*REQUIRED TASK*.
Rewrite the rows from the first one through the line containing "svg-text:6: 6 [15,271,22,283]", changing every "wire" to "edge" and leaving everything else as it is. Return only those rows.
++++++
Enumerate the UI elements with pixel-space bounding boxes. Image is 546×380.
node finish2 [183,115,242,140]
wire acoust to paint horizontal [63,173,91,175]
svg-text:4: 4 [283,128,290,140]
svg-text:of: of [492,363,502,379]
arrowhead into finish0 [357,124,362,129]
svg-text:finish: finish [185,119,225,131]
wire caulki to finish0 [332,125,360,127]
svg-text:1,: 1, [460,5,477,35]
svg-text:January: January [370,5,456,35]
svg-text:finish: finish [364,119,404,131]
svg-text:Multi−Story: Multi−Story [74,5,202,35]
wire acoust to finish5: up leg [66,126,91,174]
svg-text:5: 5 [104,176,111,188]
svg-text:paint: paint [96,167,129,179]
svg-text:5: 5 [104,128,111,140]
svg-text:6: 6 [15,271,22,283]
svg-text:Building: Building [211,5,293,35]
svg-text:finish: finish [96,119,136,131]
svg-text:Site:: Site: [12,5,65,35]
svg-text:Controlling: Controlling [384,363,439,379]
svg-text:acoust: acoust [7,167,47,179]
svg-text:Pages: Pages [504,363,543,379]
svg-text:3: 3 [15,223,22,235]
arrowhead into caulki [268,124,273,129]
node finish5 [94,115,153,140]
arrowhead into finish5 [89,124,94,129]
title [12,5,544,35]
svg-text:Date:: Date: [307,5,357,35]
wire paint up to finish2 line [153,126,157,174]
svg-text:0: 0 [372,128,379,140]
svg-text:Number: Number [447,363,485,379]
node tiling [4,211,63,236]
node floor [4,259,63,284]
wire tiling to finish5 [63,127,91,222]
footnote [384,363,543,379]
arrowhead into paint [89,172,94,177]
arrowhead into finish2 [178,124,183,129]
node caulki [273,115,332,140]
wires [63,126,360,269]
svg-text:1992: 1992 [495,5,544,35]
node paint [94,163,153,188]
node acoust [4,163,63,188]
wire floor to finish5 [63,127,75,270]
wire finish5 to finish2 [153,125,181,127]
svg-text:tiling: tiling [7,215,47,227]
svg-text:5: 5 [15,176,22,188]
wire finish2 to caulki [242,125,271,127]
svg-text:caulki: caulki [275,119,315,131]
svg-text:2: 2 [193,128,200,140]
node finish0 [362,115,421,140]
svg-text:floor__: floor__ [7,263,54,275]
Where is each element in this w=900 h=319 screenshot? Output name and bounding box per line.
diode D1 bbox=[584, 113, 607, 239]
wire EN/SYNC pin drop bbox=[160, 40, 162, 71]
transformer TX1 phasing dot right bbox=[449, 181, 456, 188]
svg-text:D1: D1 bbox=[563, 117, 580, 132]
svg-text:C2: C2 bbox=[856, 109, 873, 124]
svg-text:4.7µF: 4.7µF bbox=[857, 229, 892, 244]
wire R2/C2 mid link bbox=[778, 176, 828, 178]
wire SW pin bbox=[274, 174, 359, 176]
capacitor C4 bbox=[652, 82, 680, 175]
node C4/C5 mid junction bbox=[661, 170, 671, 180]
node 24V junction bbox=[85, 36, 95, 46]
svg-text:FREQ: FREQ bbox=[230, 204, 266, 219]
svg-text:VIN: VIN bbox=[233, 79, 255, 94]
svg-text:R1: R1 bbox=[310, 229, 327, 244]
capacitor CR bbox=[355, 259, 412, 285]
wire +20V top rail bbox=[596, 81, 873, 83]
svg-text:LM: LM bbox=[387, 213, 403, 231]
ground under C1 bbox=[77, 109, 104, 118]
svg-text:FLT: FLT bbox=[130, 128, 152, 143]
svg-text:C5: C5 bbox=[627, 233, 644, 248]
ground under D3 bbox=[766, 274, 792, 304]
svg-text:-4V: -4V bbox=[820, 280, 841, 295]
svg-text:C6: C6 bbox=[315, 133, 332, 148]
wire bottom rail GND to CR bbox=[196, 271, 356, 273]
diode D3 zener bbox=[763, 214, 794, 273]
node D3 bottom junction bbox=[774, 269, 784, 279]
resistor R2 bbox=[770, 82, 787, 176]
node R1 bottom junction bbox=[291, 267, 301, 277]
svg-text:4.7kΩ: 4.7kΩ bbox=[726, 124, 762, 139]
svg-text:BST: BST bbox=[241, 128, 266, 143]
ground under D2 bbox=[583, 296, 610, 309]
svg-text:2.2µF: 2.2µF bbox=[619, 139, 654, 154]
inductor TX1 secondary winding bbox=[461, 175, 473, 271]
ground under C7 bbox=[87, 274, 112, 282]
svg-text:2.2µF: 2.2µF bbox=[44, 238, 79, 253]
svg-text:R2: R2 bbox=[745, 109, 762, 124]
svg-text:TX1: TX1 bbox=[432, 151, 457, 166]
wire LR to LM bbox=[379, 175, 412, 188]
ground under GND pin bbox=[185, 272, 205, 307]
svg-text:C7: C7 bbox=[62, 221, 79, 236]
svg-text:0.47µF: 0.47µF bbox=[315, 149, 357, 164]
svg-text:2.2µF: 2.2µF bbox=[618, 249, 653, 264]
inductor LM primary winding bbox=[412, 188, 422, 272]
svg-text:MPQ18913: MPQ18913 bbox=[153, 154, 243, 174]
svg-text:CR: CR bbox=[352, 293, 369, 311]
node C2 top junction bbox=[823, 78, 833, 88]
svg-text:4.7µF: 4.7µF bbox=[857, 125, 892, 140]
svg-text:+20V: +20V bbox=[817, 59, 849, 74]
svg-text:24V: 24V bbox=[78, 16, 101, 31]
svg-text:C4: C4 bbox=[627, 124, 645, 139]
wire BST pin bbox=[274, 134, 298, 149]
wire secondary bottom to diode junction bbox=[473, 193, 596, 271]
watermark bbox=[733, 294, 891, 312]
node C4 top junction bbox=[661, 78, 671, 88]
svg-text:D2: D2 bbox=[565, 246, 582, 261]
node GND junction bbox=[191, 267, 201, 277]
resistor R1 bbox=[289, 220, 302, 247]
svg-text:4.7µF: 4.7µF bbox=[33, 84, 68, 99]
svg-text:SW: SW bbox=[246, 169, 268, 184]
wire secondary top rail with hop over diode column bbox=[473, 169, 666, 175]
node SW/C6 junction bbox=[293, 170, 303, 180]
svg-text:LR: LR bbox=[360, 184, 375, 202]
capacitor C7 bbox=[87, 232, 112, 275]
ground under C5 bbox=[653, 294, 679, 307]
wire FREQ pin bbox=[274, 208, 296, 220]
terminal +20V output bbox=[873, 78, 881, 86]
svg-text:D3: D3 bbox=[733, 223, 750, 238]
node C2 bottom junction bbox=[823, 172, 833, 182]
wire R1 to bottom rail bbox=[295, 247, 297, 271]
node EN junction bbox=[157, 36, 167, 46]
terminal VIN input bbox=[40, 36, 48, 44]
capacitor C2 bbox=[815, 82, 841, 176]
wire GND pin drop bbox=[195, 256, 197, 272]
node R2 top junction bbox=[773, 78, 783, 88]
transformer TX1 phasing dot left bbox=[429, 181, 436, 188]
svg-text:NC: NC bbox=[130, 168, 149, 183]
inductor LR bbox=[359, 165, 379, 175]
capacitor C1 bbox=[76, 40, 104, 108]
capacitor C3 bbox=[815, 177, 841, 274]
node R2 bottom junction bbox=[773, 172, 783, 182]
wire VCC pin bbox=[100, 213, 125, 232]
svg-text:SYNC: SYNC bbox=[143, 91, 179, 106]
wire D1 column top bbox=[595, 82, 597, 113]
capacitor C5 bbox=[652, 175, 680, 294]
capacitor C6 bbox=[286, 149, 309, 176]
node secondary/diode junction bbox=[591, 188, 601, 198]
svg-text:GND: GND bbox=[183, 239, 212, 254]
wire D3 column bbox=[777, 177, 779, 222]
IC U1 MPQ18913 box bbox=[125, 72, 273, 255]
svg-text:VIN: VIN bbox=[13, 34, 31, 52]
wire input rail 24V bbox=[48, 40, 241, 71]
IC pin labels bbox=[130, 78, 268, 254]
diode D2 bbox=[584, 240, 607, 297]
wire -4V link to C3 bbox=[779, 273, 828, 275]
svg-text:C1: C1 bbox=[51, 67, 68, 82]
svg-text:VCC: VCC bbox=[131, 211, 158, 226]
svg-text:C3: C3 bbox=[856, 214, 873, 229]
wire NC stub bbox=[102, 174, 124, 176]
++++++
*TASK OUTPUT*.
Enumerate the UI elements with pixel-space bounding boxes. Image is 546×380.
node finish2 [183,115,242,140]
edge acoust to paint horizontal [63,173,91,175]
svg-text:4: 4 [283,128,290,140]
svg-text:of: of [492,363,502,379]
arrowhead into finish0 [357,124,362,129]
svg-text:finish: finish [185,119,225,131]
edge caulki to finish0 [332,125,360,127]
svg-text:1,: 1, [460,5,477,35]
svg-text:January: January [370,5,456,35]
svg-text:finish: finish [364,119,404,131]
svg-text:Multi−Story: Multi−Story [74,5,202,35]
edge acoust to finish5: up leg [66,126,91,174]
svg-text:5: 5 [104,176,111,188]
svg-text:paint: paint [96,167,129,179]
svg-text:5: 5 [104,128,111,140]
svg-text:6: 6 [15,271,22,283]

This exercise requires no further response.